OBJECTIVE: Set down the data below without change, skipping the pictures it holds.

SOURCE RECORDS:

· · · ·

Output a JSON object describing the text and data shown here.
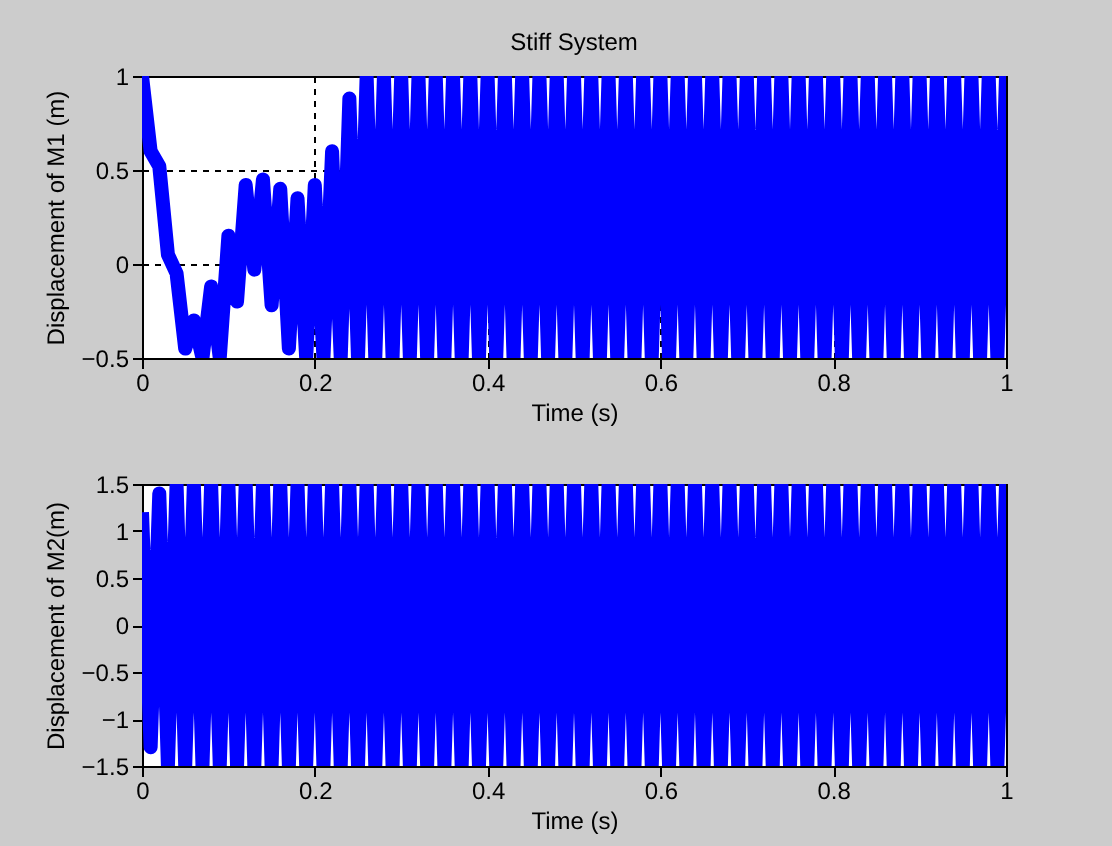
{
  "chart_data": [
    {
      "type": "line",
      "title": "Stiff System",
      "xlabel": "Time (s)",
      "ylabel": "Displacement of M1 (m)",
      "xlim": [
        0,
        1
      ],
      "xticks": [
        0,
        0.2,
        0.4,
        0.6,
        0.8,
        1
      ],
      "ylim": [
        -0.5,
        1
      ],
      "yticks": [
        -0.5,
        0,
        0.5,
        1
      ],
      "grid": true,
      "x": [
        0,
        0.01,
        0.02,
        0.03,
        0.04,
        0.05,
        0.06,
        0.07,
        0.08,
        0.09,
        0.1,
        0.11,
        0.12,
        0.13,
        0.14,
        0.15,
        0.16,
        0.17,
        0.18,
        0.19,
        0.2,
        0.21,
        0.22,
        0.23,
        0.24,
        0.25,
        0.26,
        0.27,
        0.28,
        0.29,
        0.3,
        0.31,
        0.32,
        0.33,
        0.34,
        0.35,
        0.36,
        0.37,
        0.38,
        0.39,
        0.4,
        0.41,
        0.42,
        0.43,
        0.44,
        0.45,
        0.46,
        0.47,
        0.48,
        0.49,
        0.5,
        0.51,
        0.52,
        0.53,
        0.54,
        0.55,
        0.56,
        0.57,
        0.58,
        0.59,
        0.6,
        0.61,
        0.62,
        0.63,
        0.64,
        0.65,
        0.66,
        0.67,
        0.68,
        0.69,
        0.7,
        0.71,
        0.72,
        0.73,
        0.74,
        0.75,
        0.76,
        0.77,
        0.78,
        0.79,
        0.8,
        0.81,
        0.82,
        0.83,
        0.84,
        0.85,
        0.86,
        0.87,
        0.88,
        0.89,
        0.9,
        0.91,
        0.92,
        0.93,
        0.94,
        0.95,
        0.96,
        0.97,
        0.98,
        0.99,
        1
      ],
      "series": [
        {
          "color": "#0000ff",
          "values": [
            1,
            0.6,
            0.52,
            0.05,
            -0.05,
            -0.45,
            -0.3,
            -0.5,
            -0.12,
            -0.5,
            0.15,
            -0.2,
            0.42,
            -0.03,
            0.45,
            -0.22,
            0.4,
            -0.45,
            0.35,
            -0.5,
            0.42,
            -0.5,
            0.6,
            -0.5,
            0.88,
            -0.5,
            1,
            -0.5,
            1,
            -0.5,
            1,
            -0.5,
            1,
            -0.5,
            1,
            -0.5,
            1,
            -0.5,
            1,
            -0.5,
            1,
            -0.5,
            1,
            -0.5,
            1,
            -0.5,
            1,
            -0.5,
            1,
            -0.5,
            1,
            -0.5,
            1,
            -0.5,
            1,
            -0.5,
            1,
            -0.5,
            1,
            -0.5,
            1,
            -0.5,
            1,
            -0.5,
            1,
            -0.5,
            1,
            -0.5,
            1,
            -0.5,
            1,
            -0.5,
            1,
            -0.5,
            1,
            -0.5,
            1,
            -0.5,
            1,
            -0.5,
            1,
            -0.5,
            1,
            -0.5,
            1,
            -0.5,
            1,
            -0.5,
            1,
            -0.5,
            1,
            -0.5,
            1,
            -0.5,
            1,
            -0.5,
            1,
            -0.5,
            1,
            -0.5,
            1
          ]
        }
      ]
    },
    {
      "type": "line",
      "xlabel": "Time (s)",
      "ylabel": "Displacement of M2(m)",
      "xlim": [
        0,
        1
      ],
      "xticks": [
        0,
        0.2,
        0.4,
        0.6,
        0.8,
        1
      ],
      "ylim": [
        -1.5,
        1.5
      ],
      "yticks": [
        -1.5,
        -1,
        -0.5,
        0,
        0.5,
        1,
        1.5
      ],
      "x": [
        0,
        0.01,
        0.02,
        0.03,
        0.04,
        0.05,
        0.06,
        0.07,
        0.08,
        0.09,
        0.1,
        0.11,
        0.12,
        0.13,
        0.14,
        0.15,
        0.16,
        0.17,
        0.18,
        0.19,
        0.2,
        0.21,
        0.22,
        0.23,
        0.24,
        0.25,
        0.26,
        0.27,
        0.28,
        0.29,
        0.3,
        0.31,
        0.32,
        0.33,
        0.34,
        0.35,
        0.36,
        0.37,
        0.38,
        0.39,
        0.4,
        0.41,
        0.42,
        0.43,
        0.44,
        0.45,
        0.46,
        0.47,
        0.48,
        0.49,
        0.5,
        0.51,
        0.52,
        0.53,
        0.54,
        0.55,
        0.56,
        0.57,
        0.58,
        0.59,
        0.6,
        0.61,
        0.62,
        0.63,
        0.64,
        0.65,
        0.66,
        0.67,
        0.68,
        0.69,
        0.7,
        0.71,
        0.72,
        0.73,
        0.74,
        0.75,
        0.76,
        0.77,
        0.78,
        0.79,
        0.8,
        0.81,
        0.82,
        0.83,
        0.84,
        0.85,
        0.86,
        0.87,
        0.88,
        0.89,
        0.9,
        0.91,
        0.92,
        0.93,
        0.94,
        0.95,
        0.96,
        0.97,
        0.98,
        0.99,
        1
      ],
      "series": [
        {
          "color": "#0000ff",
          "values": [
            1.2,
            -1.3,
            1.4,
            -1.5,
            1.5,
            -1.5,
            1.5,
            -1.5,
            1.5,
            -1.5,
            1.5,
            -1.5,
            1.5,
            -1.5,
            1.5,
            -1.5,
            1.5,
            -1.5,
            1.5,
            -1.5,
            1.5,
            -1.5,
            1.5,
            -1.5,
            1.5,
            -1.5,
            1.5,
            -1.5,
            1.5,
            -1.5,
            1.5,
            -1.5,
            1.5,
            -1.5,
            1.5,
            -1.5,
            1.5,
            -1.5,
            1.5,
            -1.5,
            1.5,
            -1.5,
            1.5,
            -1.5,
            1.5,
            -1.5,
            1.5,
            -1.5,
            1.5,
            -1.5,
            1.5,
            -1.5,
            1.5,
            -1.5,
            1.5,
            -1.5,
            1.5,
            -1.5,
            1.5,
            -1.5,
            1.5,
            -1.5,
            1.5,
            -1.5,
            1.5,
            -1.5,
            1.5,
            -1.5,
            1.5,
            -1.5,
            1.5,
            -1.5,
            1.5,
            -1.5,
            1.5,
            -1.5,
            1.5,
            -1.5,
            1.5,
            -1.5,
            1.5,
            -1.5,
            1.5,
            -1.5,
            1.5,
            -1.5,
            1.5,
            -1.5,
            1.5,
            -1.5,
            1.5,
            -1.5,
            1.5,
            -1.5,
            1.5,
            -1.5,
            1.5,
            -1.5,
            1.5,
            -1.5,
            1.5
          ]
        }
      ]
    }
  ]
}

· · · ·

ANSWER TO THIS PROBLEM:
Output a JSON object describing the text and data shown here.
{
  "chart_data": [
    {
      "type": "line",
      "title": "Stiff System",
      "xlabel": "Time (s)",
      "ylabel": "Displacement of M1 (m)",
      "xlim": [
        0,
        1
      ],
      "xticks": [
        0,
        0.2,
        0.4,
        0.6,
        0.8,
        1
      ],
      "ylim": [
        -0.5,
        1
      ],
      "yticks": [
        -0.5,
        0,
        0.5,
        1
      ],
      "grid": true,
      "x": [
        0,
        0.01,
        0.02,
        0.03,
        0.04,
        0.05,
        0.06,
        0.07,
        0.08,
        0.09,
        0.1,
        0.11,
        0.12,
        0.13,
        0.14,
        0.15,
        0.16,
        0.17,
        0.18,
        0.19,
        0.2,
        0.21,
        0.22,
        0.23,
        0.24,
        0.25,
        0.26,
        0.27,
        0.28,
        0.29,
        0.3,
        0.31,
        0.32,
        0.33,
        0.34,
        0.35,
        0.36,
        0.37,
        0.38,
        0.39,
        0.4,
        0.41,
        0.42,
        0.43,
        0.44,
        0.45,
        0.46,
        0.47,
        0.48,
        0.49,
        0.5,
        0.51,
        0.52,
        0.53,
        0.54,
        0.55,
        0.56,
        0.57,
        0.58,
        0.59,
        0.6,
        0.61,
        0.62,
        0.63,
        0.64,
        0.65,
        0.66,
        0.67,
        0.68,
        0.69,
        0.7,
        0.71,
        0.72,
        0.73,
        0.74,
        0.75,
        0.76,
        0.77,
        0.78,
        0.79,
        0.8,
        0.81,
        0.82,
        0.83,
        0.84,
        0.85,
        0.86,
        0.87,
        0.88,
        0.89,
        0.9,
        0.91,
        0.92,
        0.93,
        0.94,
        0.95,
        0.96,
        0.97,
        0.98,
        0.99,
        1
      ],
      "series": [
        {
          "color": "#0000ff",
          "values": [
            1,
            0.6,
            0.52,
            0.05,
            -0.05,
            -0.45,
            -0.3,
            -0.5,
            -0.12,
            -0.5,
            0.15,
            -0.2,
            0.42,
            -0.03,
            0.45,
            -0.22,
            0.4,
            -0.45,
            0.35,
            -0.5,
            0.42,
            -0.5,
            0.6,
            -0.5,
            0.88,
            -0.5,
            1,
            -0.5,
            1,
            -0.5,
            1,
            -0.5,
            1,
            -0.5,
            1,
            -0.5,
            1,
            -0.5,
            1,
            -0.5,
            1,
            -0.5,
            1,
            -0.5,
            1,
            -0.5,
            1,
            -0.5,
            1,
            -0.5,
            1,
            -0.5,
            1,
            -0.5,
            1,
            -0.5,
            1,
            -0.5,
            1,
            -0.5,
            1,
            -0.5,
            1,
            -0.5,
            1,
            -0.5,
            1,
            -0.5,
            1,
            -0.5,
            1,
            -0.5,
            1,
            -0.5,
            1,
            -0.5,
            1,
            -0.5,
            1,
            -0.5,
            1,
            -0.5,
            1,
            -0.5,
            1,
            -0.5,
            1,
            -0.5,
            1,
            -0.5,
            1,
            -0.5,
            1,
            -0.5,
            1,
            -0.5,
            1,
            -0.5,
            1,
            -0.5,
            1
          ]
        }
      ]
    },
    {
      "type": "line",
      "xlabel": "Time (s)",
      "ylabel": "Displacement of M2(m)",
      "xlim": [
        0,
        1
      ],
      "xticks": [
        0,
        0.2,
        0.4,
        0.6,
        0.8,
        1
      ],
      "ylim": [
        -1.5,
        1.5
      ],
      "yticks": [
        -1.5,
        -1,
        -0.5,
        0,
        0.5,
        1,
        1.5
      ],
      "x": [
        0,
        0.01,
        0.02,
        0.03,
        0.04,
        0.05,
        0.06,
        0.07,
        0.08,
        0.09,
        0.1,
        0.11,
        0.12,
        0.13,
        0.14,
        0.15,
        0.16,
        0.17,
        0.18,
        0.19,
        0.2,
        0.21,
        0.22,
        0.23,
        0.24,
        0.25,
        0.26,
        0.27,
        0.28,
        0.29,
        0.3,
        0.31,
        0.32,
        0.33,
        0.34,
        0.35,
        0.36,
        0.37,
        0.38,
        0.39,
        0.4,
        0.41,
        0.42,
        0.43,
        0.44,
        0.45,
        0.46,
        0.47,
        0.48,
        0.49,
        0.5,
        0.51,
        0.52,
        0.53,
        0.54,
        0.55,
        0.56,
        0.57,
        0.58,
        0.59,
        0.6,
        0.61,
        0.62,
        0.63,
        0.64,
        0.65,
        0.66,
        0.67,
        0.68,
        0.69,
        0.7,
        0.71,
        0.72,
        0.73,
        0.74,
        0.75,
        0.76,
        0.77,
        0.78,
        0.79,
        0.8,
        0.81,
        0.82,
        0.83,
        0.84,
        0.85,
        0.86,
        0.87,
        0.88,
        0.89,
        0.9,
        0.91,
        0.92,
        0.93,
        0.94,
        0.95,
        0.96,
        0.97,
        0.98,
        0.99,
        1
      ],
      "series": [
        {
          "color": "#0000ff",
          "values": [
            1.2,
            -1.3,
            1.4,
            -1.5,
            1.5,
            -1.5,
            1.5,
            -1.5,
            1.5,
            -1.5,
            1.5,
            -1.5,
            1.5,
            -1.5,
            1.5,
            -1.5,
            1.5,
            -1.5,
            1.5,
            -1.5,
            1.5,
            -1.5,
            1.5,
            -1.5,
            1.5,
            -1.5,
            1.5,
            -1.5,
            1.5,
            -1.5,
            1.5,
            -1.5,
            1.5,
            -1.5,
            1.5,
            -1.5,
            1.5,
            -1.5,
            1.5,
            -1.5,
            1.5,
            -1.5,
            1.5,
            -1.5,
            1.5,
            -1.5,
            1.5,
            -1.5,
            1.5,
            -1.5,
            1.5,
            -1.5,
            1.5,
            -1.5,
            1.5,
            -1.5,
            1.5,
            -1.5,
            1.5,
            -1.5,
            1.5,
            -1.5,
            1.5,
            -1.5,
            1.5,
            -1.5,
            1.5,
            -1.5,
            1.5,
            -1.5,
            1.5,
            -1.5,
            1.5,
            -1.5,
            1.5,
            -1.5,
            1.5,
            -1.5,
            1.5,
            -1.5,
            1.5,
            -1.5,
            1.5,
            -1.5,
            1.5,
            -1.5,
            1.5,
            -1.5,
            1.5,
            -1.5,
            1.5,
            -1.5,
            1.5,
            -1.5,
            1.5,
            -1.5,
            1.5,
            -1.5,
            1.5,
            -1.5,
            1.5
          ]
        }
      ]
    }
  ]
}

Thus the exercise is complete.